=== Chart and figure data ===
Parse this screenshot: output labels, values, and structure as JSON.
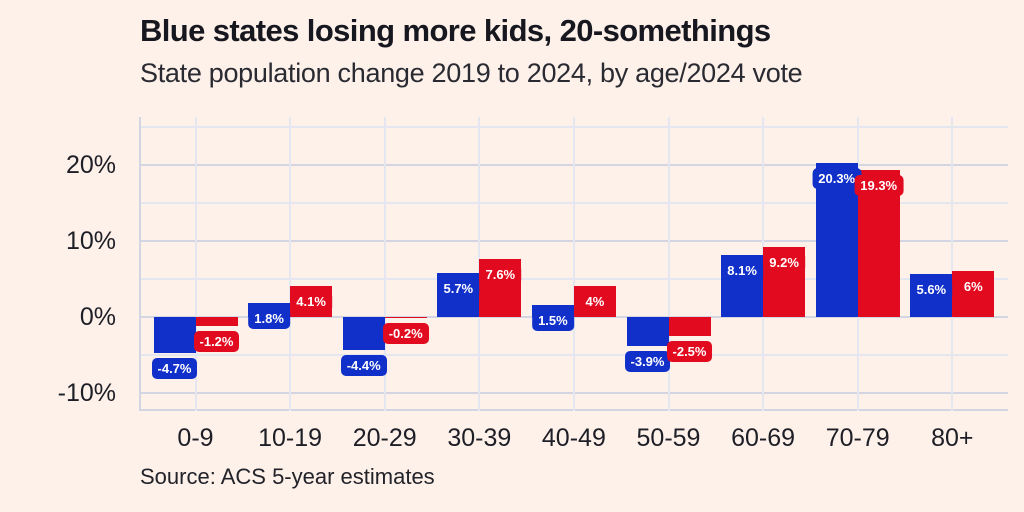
{
  "header": {
    "title": "Blue states losing more kids, 20-somethings",
    "subtitle": "State population change 2019 to 2024, by age/2024 vote"
  },
  "source": "Source: ACS 5-year estimates",
  "colors": {
    "background": "#fdf1ea",
    "blue": "#1130c9",
    "red": "#e20a1f",
    "grid_major": "#d3d6e2",
    "grid_minor": "#e5e7f0",
    "title_text": "#17171f",
    "axis_text": "#1e1e26",
    "label_text": "#ffffff"
  },
  "chart_data": {
    "type": "bar",
    "title": "Blue states losing more kids, 20-somethings",
    "subtitle": "State population change 2019 to 2024, by age/2024 vote",
    "xlabel": "",
    "ylabel": "",
    "categories": [
      "0-9",
      "10-19",
      "20-29",
      "30-39",
      "40-49",
      "50-59",
      "60-69",
      "70-79",
      "80+"
    ],
    "series": [
      {
        "name": "blue_states",
        "color_key": "blue",
        "values": [
          -4.7,
          1.8,
          -4.4,
          5.7,
          1.5,
          -3.9,
          8.1,
          20.3,
          5.6
        ],
        "labels": [
          "-4.7%",
          "1.8%",
          "-4.4%",
          "5.7%",
          "1.5%",
          "-3.9%",
          "8.1%",
          "20.3%",
          "5.6%"
        ]
      },
      {
        "name": "red_states",
        "color_key": "red",
        "values": [
          -1.2,
          4.1,
          -0.2,
          7.6,
          4,
          -2.5,
          9.2,
          19.3,
          6
        ],
        "labels": [
          "-1.2%",
          "4.1%",
          "-0.2%",
          "7.6%",
          "4%",
          "-2.5%",
          "9.2%",
          "19.3%",
          "6%"
        ]
      }
    ],
    "yticks": [
      {
        "value": 20,
        "label": "20%"
      },
      {
        "value": 10,
        "label": "10%"
      },
      {
        "value": 0,
        "label": "0%"
      },
      {
        "value": -10,
        "label": "-10%"
      }
    ],
    "grid_minor_step": 5,
    "grid_minor_max": 25,
    "grid_minor_min": -10,
    "ylim": [
      -12.4,
      26.3
    ],
    "grid": true,
    "legend_position": "none"
  }
}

=== Task goal ===
Output a faithful copy of the data, with each picture left out.

=== Full output ===
Parse this screenshot: output labels, values, and structure as JSON.
{
  "header": {
    "title": "Blue states losing more kids, 20-somethings",
    "subtitle": "State population change 2019 to 2024, by age/2024 vote"
  },
  "source": "Source: ACS 5-year estimates",
  "colors": {
    "background": "#fdf1ea",
    "blue": "#1130c9",
    "red": "#e20a1f",
    "grid_major": "#d3d6e2",
    "grid_minor": "#e5e7f0",
    "title_text": "#17171f",
    "axis_text": "#1e1e26",
    "label_text": "#ffffff"
  },
  "chart_data": {
    "type": "bar",
    "title": "Blue states losing more kids, 20-somethings",
    "subtitle": "State population change 2019 to 2024, by age/2024 vote",
    "xlabel": "",
    "ylabel": "",
    "categories": [
      "0-9",
      "10-19",
      "20-29",
      "30-39",
      "40-49",
      "50-59",
      "60-69",
      "70-79",
      "80+"
    ],
    "series": [
      {
        "name": "blue_states",
        "color_key": "blue",
        "values": [
          -4.7,
          1.8,
          -4.4,
          5.7,
          1.5,
          -3.9,
          8.1,
          20.3,
          5.6
        ],
        "labels": [
          "-4.7%",
          "1.8%",
          "-4.4%",
          "5.7%",
          "1.5%",
          "-3.9%",
          "8.1%",
          "20.3%",
          "5.6%"
        ]
      },
      {
        "name": "red_states",
        "color_key": "red",
        "values": [
          -1.2,
          4.1,
          -0.2,
          7.6,
          4,
          -2.5,
          9.2,
          19.3,
          6
        ],
        "labels": [
          "-1.2%",
          "4.1%",
          "-0.2%",
          "7.6%",
          "4%",
          "-2.5%",
          "9.2%",
          "19.3%",
          "6%"
        ]
      }
    ],
    "yticks": [
      {
        "value": 20,
        "label": "20%"
      },
      {
        "value": 10,
        "label": "10%"
      },
      {
        "value": 0,
        "label": "0%"
      },
      {
        "value": -10,
        "label": "-10%"
      }
    ],
    "grid_minor_step": 5,
    "grid_minor_max": 25,
    "grid_minor_min": -10,
    "ylim": [
      -12.4,
      26.3
    ],
    "grid": true,
    "legend_position": "none"
  }
}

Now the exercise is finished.